==== Task data ====
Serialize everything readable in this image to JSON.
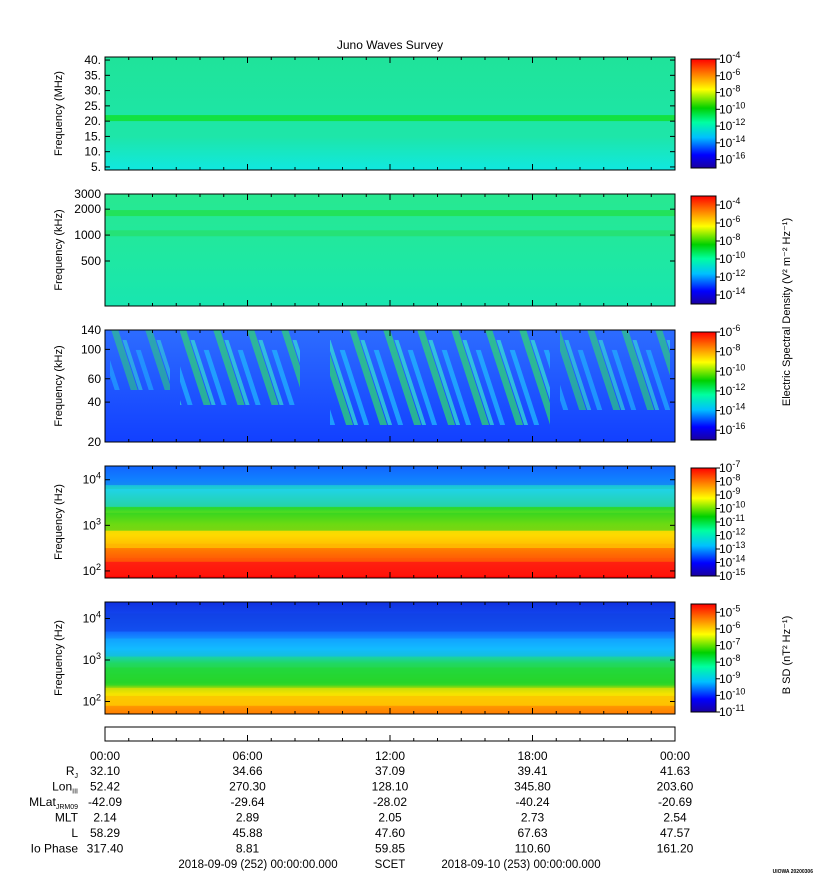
{
  "chart_data": {
    "type": "heatmap",
    "title": "Juno Waves Survey",
    "panels": [
      {
        "ylabel": "Frequency (MHz)",
        "yscale": "linear",
        "ylim": [
          4,
          41
        ],
        "yticks": [
          5,
          10,
          15,
          20,
          25,
          30,
          35,
          40
        ],
        "ytick_labels": [
          "5.",
          "10.",
          "15.",
          "20.",
          "25.",
          "30.",
          "35.",
          "40."
        ],
        "colorbar_ticks": [
          "-4",
          "-6",
          "-8",
          "-10",
          "-12",
          "-14",
          "-16"
        ],
        "colorbar_range": [
          -17,
          -4
        ],
        "bands": [
          {
            "y": 21,
            "color": "#10e030"
          }
        ]
      },
      {
        "ylabel": "Frequency (kHz)",
        "yscale": "log",
        "ylim": [
          150,
          3000
        ],
        "yticks": [
          500,
          1000,
          2000,
          3000
        ],
        "ytick_labels": [
          "500",
          "1000",
          "2000",
          "3000"
        ],
        "colorbar_ticks": [
          "-4",
          "-6",
          "-8",
          "-10",
          "-12",
          "-14"
        ],
        "colorbar_range": [
          -15,
          -3
        ],
        "bands": [
          {
            "y": 1800,
            "color": "#22e050"
          },
          {
            "y": 1050,
            "color": "#26e070"
          }
        ]
      },
      {
        "ylabel": "Frequency (kHz)",
        "yscale": "log",
        "ylim": [
          20,
          140
        ],
        "yticks": [
          20,
          40,
          60,
          100,
          140
        ],
        "ytick_labels": [
          "20",
          "40",
          "60",
          "100",
          "140"
        ],
        "colorbar_ticks": [
          "-6",
          "-8",
          "-10",
          "-12",
          "-14",
          "-16"
        ],
        "colorbar_range": [
          -17,
          -6
        ]
      },
      {
        "ylabel": "Frequency (Hz)",
        "yscale": "log",
        "ylim": [
          70,
          20000
        ],
        "yticks": [
          100,
          1000,
          10000
        ],
        "ytick_labels": [
          "10",
          "10",
          "10"
        ],
        "ytick_exponents": [
          "2",
          "3",
          "4"
        ],
        "colorbar_ticks": [
          "-7",
          "-8",
          "-9",
          "-10",
          "-11",
          "-12",
          "-13",
          "-14",
          "-15"
        ],
        "colorbar_range": [
          -15,
          -7
        ],
        "bands": [
          {
            "y": 120,
            "color": "#ff2010"
          },
          {
            "y": 250,
            "color": "#ff7a00"
          },
          {
            "y": 500,
            "color": "#ffe000"
          },
          {
            "y": 1200,
            "color": "#20d020"
          },
          {
            "y": 4000,
            "color": "#20d0ff"
          },
          {
            "y": 12000,
            "color": "#1060ff"
          }
        ]
      },
      {
        "ylabel": "Frequency (Hz)",
        "yscale": "log",
        "ylim": [
          50,
          25000
        ],
        "yticks": [
          100,
          1000,
          10000
        ],
        "ytick_labels": [
          "10",
          "10",
          "10"
        ],
        "ytick_exponents": [
          "2",
          "3",
          "4"
        ],
        "colorbar_ticks": [
          "-5",
          "-6",
          "-7",
          "-8",
          "-9",
          "-10",
          "-11"
        ],
        "colorbar_range": [
          -11,
          -4.5
        ],
        "bands": [
          {
            "y": 65,
            "color": "#ff8800"
          },
          {
            "y": 130,
            "color": "#ffe000"
          },
          {
            "y": 400,
            "color": "#20d830"
          },
          {
            "y": 2000,
            "color": "#10b0ff"
          },
          {
            "y": 8000,
            "color": "#1040e0"
          }
        ]
      }
    ],
    "colorbar_label_e": "Electric Spectral Density (V² m⁻² Hz⁻¹)",
    "colorbar_label_b": "B SD (nT² Hz⁻¹)",
    "colorbar_label_prefix": "10",
    "time_labels": [
      "00:00",
      "06:00",
      "12:00",
      "18:00",
      "00:00"
    ],
    "ephemeris": [
      {
        "label": "R",
        "sub": "J",
        "values": [
          "32.10",
          "34.66",
          "37.09",
          "39.41",
          "41.63"
        ]
      },
      {
        "label": "Lon",
        "sub": "III",
        "values": [
          "52.42",
          "270.30",
          "128.10",
          "345.80",
          "203.60"
        ]
      },
      {
        "label": "MLat",
        "sub": "JRM09",
        "values": [
          "-42.09",
          "-29.64",
          "-28.02",
          "-40.24",
          "-20.69"
        ]
      },
      {
        "label": "MLT",
        "sub": "",
        "values": [
          "2.14",
          "2.89",
          "2.05",
          "2.73",
          "2.54"
        ]
      },
      {
        "label": "L",
        "sub": "",
        "values": [
          "58.29",
          "45.88",
          "47.60",
          "67.63",
          "47.57"
        ]
      },
      {
        "label": "Io Phase",
        "sub": "",
        "values": [
          "317.40",
          "8.81",
          "59.85",
          "110.60",
          "161.20"
        ]
      }
    ],
    "footer": {
      "start": "2018-09-09 (252) 00:00:00.000",
      "scet": "SCET",
      "end": "2018-09-10 (253) 00:00:00.000"
    },
    "credit": "UIOWA 20200306"
  }
}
====
[Given exercise] The records above are to be quoted exactly, with all pictures left out.

[The response]
Serialize everything readable in this image to JSON.
{
  "chart_data": {
    "type": "heatmap",
    "title": "Juno Waves Survey",
    "panels": [
      {
        "ylabel": "Frequency (MHz)",
        "yscale": "linear",
        "ylim": [
          4,
          41
        ],
        "yticks": [
          5,
          10,
          15,
          20,
          25,
          30,
          35,
          40
        ],
        "ytick_labels": [
          "5.",
          "10.",
          "15.",
          "20.",
          "25.",
          "30.",
          "35.",
          "40."
        ],
        "colorbar_ticks": [
          "-4",
          "-6",
          "-8",
          "-10",
          "-12",
          "-14",
          "-16"
        ],
        "colorbar_range": [
          -17,
          -4
        ],
        "bands": [
          {
            "y": 21,
            "color": "#10e030"
          }
        ]
      },
      {
        "ylabel": "Frequency (kHz)",
        "yscale": "log",
        "ylim": [
          150,
          3000
        ],
        "yticks": [
          500,
          1000,
          2000,
          3000
        ],
        "ytick_labels": [
          "500",
          "1000",
          "2000",
          "3000"
        ],
        "colorbar_ticks": [
          "-4",
          "-6",
          "-8",
          "-10",
          "-12",
          "-14"
        ],
        "colorbar_range": [
          -15,
          -3
        ],
        "bands": [
          {
            "y": 1800,
            "color": "#22e050"
          },
          {
            "y": 1050,
            "color": "#26e070"
          }
        ]
      },
      {
        "ylabel": "Frequency (kHz)",
        "yscale": "log",
        "ylim": [
          20,
          140
        ],
        "yticks": [
          20,
          40,
          60,
          100,
          140
        ],
        "ytick_labels": [
          "20",
          "40",
          "60",
          "100",
          "140"
        ],
        "colorbar_ticks": [
          "-6",
          "-8",
          "-10",
          "-12",
          "-14",
          "-16"
        ],
        "colorbar_range": [
          -17,
          -6
        ]
      },
      {
        "ylabel": "Frequency (Hz)",
        "yscale": "log",
        "ylim": [
          70,
          20000
        ],
        "yticks": [
          100,
          1000,
          10000
        ],
        "ytick_labels": [
          "10",
          "10",
          "10"
        ],
        "ytick_exponents": [
          "2",
          "3",
          "4"
        ],
        "colorbar_ticks": [
          "-7",
          "-8",
          "-9",
          "-10",
          "-11",
          "-12",
          "-13",
          "-14",
          "-15"
        ],
        "colorbar_range": [
          -15,
          -7
        ],
        "bands": [
          {
            "y": 120,
            "color": "#ff2010"
          },
          {
            "y": 250,
            "color": "#ff7a00"
          },
          {
            "y": 500,
            "color": "#ffe000"
          },
          {
            "y": 1200,
            "color": "#20d020"
          },
          {
            "y": 4000,
            "color": "#20d0ff"
          },
          {
            "y": 12000,
            "color": "#1060ff"
          }
        ]
      },
      {
        "ylabel": "Frequency (Hz)",
        "yscale": "log",
        "ylim": [
          50,
          25000
        ],
        "yticks": [
          100,
          1000,
          10000
        ],
        "ytick_labels": [
          "10",
          "10",
          "10"
        ],
        "ytick_exponents": [
          "2",
          "3",
          "4"
        ],
        "colorbar_ticks": [
          "-5",
          "-6",
          "-7",
          "-8",
          "-9",
          "-10",
          "-11"
        ],
        "colorbar_range": [
          -11,
          -4.5
        ],
        "bands": [
          {
            "y": 65,
            "color": "#ff8800"
          },
          {
            "y": 130,
            "color": "#ffe000"
          },
          {
            "y": 400,
            "color": "#20d830"
          },
          {
            "y": 2000,
            "color": "#10b0ff"
          },
          {
            "y": 8000,
            "color": "#1040e0"
          }
        ]
      }
    ],
    "colorbar_label_e": "Electric Spectral Density (V² m⁻² Hz⁻¹)",
    "colorbar_label_b": "B SD (nT² Hz⁻¹)",
    "colorbar_label_prefix": "10",
    "time_labels": [
      "00:00",
      "06:00",
      "12:00",
      "18:00",
      "00:00"
    ],
    "ephemeris": [
      {
        "label": "R",
        "sub": "J",
        "values": [
          "32.10",
          "34.66",
          "37.09",
          "39.41",
          "41.63"
        ]
      },
      {
        "label": "Lon",
        "sub": "III",
        "values": [
          "52.42",
          "270.30",
          "128.10",
          "345.80",
          "203.60"
        ]
      },
      {
        "label": "MLat",
        "sub": "JRM09",
        "values": [
          "-42.09",
          "-29.64",
          "-28.02",
          "-40.24",
          "-20.69"
        ]
      },
      {
        "label": "MLT",
        "sub": "",
        "values": [
          "2.14",
          "2.89",
          "2.05",
          "2.73",
          "2.54"
        ]
      },
      {
        "label": "L",
        "sub": "",
        "values": [
          "58.29",
          "45.88",
          "47.60",
          "67.63",
          "47.57"
        ]
      },
      {
        "label": "Io Phase",
        "sub": "",
        "values": [
          "317.40",
          "8.81",
          "59.85",
          "110.60",
          "161.20"
        ]
      }
    ],
    "footer": {
      "start": "2018-09-09 (252) 00:00:00.000",
      "scet": "SCET",
      "end": "2018-09-10 (253) 00:00:00.000"
    },
    "credit": "UIOWA 20200306"
  }
}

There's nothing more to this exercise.